── Page ──

Chinese American Kaiser Kuo moved to China in the 1980s. .He later became a prolific writer and host of the popular Sinica Podcast — which has became an influential voice on politics, society, and economics in contemporary China. Then he took a very high-profile job as director of International Communication at Baidu, China's largest internet search engine. During the stint he was often interviewed and quoted in the foreign press about China. [Source: Laura Jenkins, Asia Society, April 27, 2016]
Cui Jian is widely regarded as the father of Chinese rock music and today remains China's most popular rock star. Known for blending Western and Chinese instruments with veiled political lyrics, he is periodically banned from appearing on television and and his concerts are often canceled at the last minute. He is popular in Southeast Asia, Hong Kong and Taiwan as well as the mainland and has played concerts in Europe and the United States. [Official website: cuijian.com ]
Cui (born 1961) is of Korean-Chinese descent and is a classically-trained trumpeter. He wrote in Time, "My musical odyssey began early. My father, a trumpeter in the People's Liberation Army, began teaching me when I was 14. My taste were strictly classical." In 1981 he joined the Beijing Symphony Orchestra and played trumpet in it for seven years. During the Cultural Revolution he performed with the Beijing Song and Dance Troupe; in the 1980s, he recorded an album of Hong-Kong-style pop songs. Cui said in an interview,”In '81 I became part of a song and dance troupe in Beijing, which eventually became the Beijing Symphony Orchestra. After '87 I left the orchestra.”

───
── Given entries ──

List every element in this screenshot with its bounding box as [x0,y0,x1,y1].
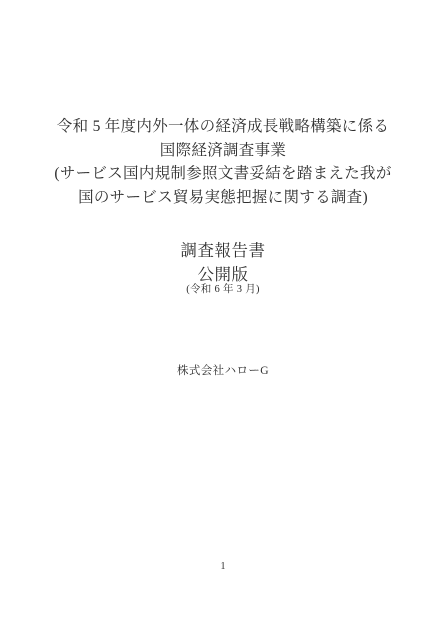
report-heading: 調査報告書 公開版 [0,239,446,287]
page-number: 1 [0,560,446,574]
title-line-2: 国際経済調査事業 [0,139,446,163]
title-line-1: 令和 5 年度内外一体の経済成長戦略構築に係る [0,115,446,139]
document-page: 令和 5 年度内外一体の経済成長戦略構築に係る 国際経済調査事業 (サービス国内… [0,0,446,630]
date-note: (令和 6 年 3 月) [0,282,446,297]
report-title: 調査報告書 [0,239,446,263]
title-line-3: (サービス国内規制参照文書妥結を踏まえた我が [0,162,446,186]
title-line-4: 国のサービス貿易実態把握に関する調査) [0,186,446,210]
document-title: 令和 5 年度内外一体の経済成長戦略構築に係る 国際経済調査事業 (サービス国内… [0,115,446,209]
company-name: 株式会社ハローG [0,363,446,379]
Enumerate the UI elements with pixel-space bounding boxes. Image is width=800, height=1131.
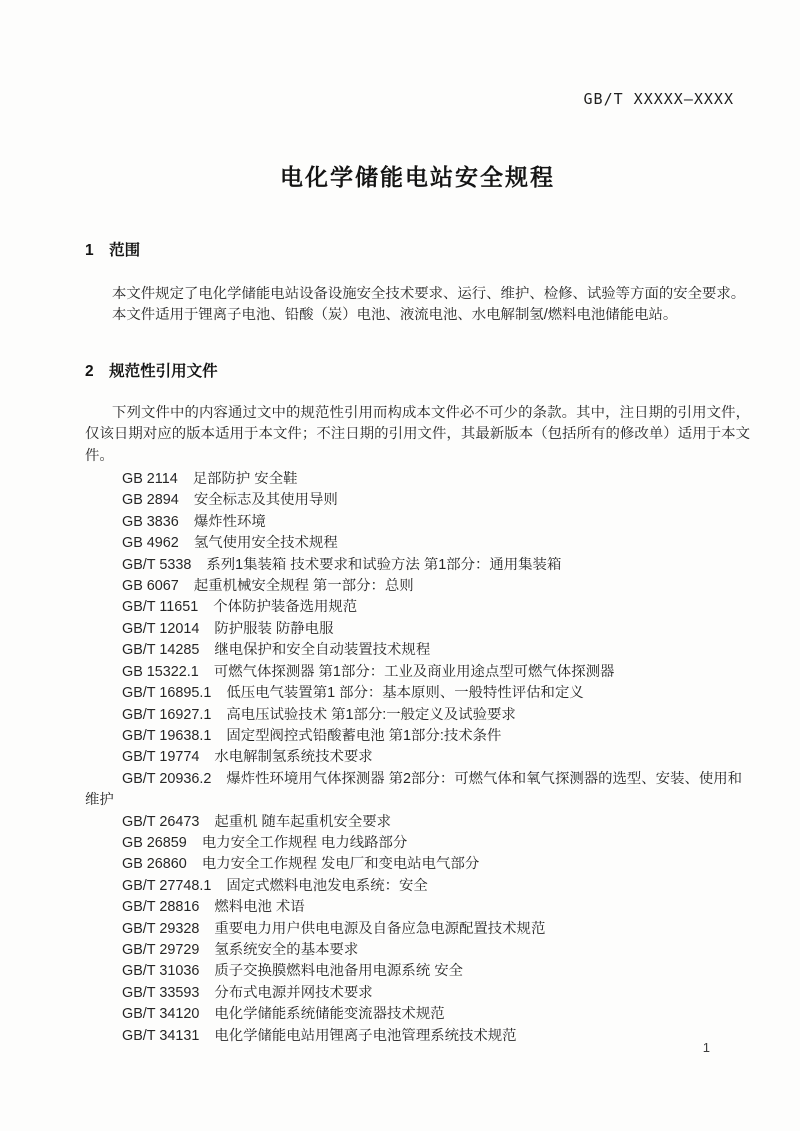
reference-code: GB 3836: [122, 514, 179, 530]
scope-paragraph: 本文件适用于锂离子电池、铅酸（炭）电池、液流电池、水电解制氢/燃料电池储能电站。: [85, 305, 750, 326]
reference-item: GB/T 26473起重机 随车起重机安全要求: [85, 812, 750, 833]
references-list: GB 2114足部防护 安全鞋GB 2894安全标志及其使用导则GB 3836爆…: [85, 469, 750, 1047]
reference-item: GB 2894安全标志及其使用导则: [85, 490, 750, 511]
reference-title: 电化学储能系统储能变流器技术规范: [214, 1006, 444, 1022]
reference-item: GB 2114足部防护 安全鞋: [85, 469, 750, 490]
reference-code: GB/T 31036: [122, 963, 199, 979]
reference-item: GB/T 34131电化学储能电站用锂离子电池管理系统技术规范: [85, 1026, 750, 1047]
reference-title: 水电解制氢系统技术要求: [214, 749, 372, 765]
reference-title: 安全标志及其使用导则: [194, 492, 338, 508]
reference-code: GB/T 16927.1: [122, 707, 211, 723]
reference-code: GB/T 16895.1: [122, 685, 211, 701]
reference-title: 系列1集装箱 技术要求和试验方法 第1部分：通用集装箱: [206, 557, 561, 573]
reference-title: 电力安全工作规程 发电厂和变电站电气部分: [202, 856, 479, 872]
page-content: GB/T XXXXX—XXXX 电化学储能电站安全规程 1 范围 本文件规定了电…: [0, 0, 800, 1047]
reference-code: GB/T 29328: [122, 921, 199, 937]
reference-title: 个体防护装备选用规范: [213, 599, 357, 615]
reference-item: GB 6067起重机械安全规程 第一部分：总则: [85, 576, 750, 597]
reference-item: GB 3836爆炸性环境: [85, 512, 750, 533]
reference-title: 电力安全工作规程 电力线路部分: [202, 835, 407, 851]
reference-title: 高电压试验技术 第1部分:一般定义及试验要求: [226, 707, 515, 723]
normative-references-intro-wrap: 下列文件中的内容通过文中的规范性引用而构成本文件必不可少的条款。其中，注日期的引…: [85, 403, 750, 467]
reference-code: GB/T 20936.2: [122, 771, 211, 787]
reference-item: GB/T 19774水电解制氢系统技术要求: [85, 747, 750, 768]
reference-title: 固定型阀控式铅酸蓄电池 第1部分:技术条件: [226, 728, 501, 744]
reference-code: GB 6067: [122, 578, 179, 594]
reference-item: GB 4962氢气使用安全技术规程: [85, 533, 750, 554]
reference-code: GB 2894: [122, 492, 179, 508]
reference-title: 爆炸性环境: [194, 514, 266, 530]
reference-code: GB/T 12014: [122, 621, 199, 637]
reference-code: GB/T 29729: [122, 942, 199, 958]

───

**The request:** Condense the paragraph of the passage about Kaiser Kuo and Cui Jian that begins "Cui Jian is widely regarded" into a bulleted list of its main facts. None of these items have any bearing on what is asked here.

**Finished answer:**
- Cui Jian is widely regarded as the father of Chinese rock music and remains China's most popular rock star.
- He is known for blending Western and Chinese instruments with veiled political lyrics.
- He is periodically banned from television, and his concerts are often canceled at the last minute.
- He is popular in Southeast Asia, Hong Kong, Taiwan and the mainland, and he has played concerts in Europe and the United States.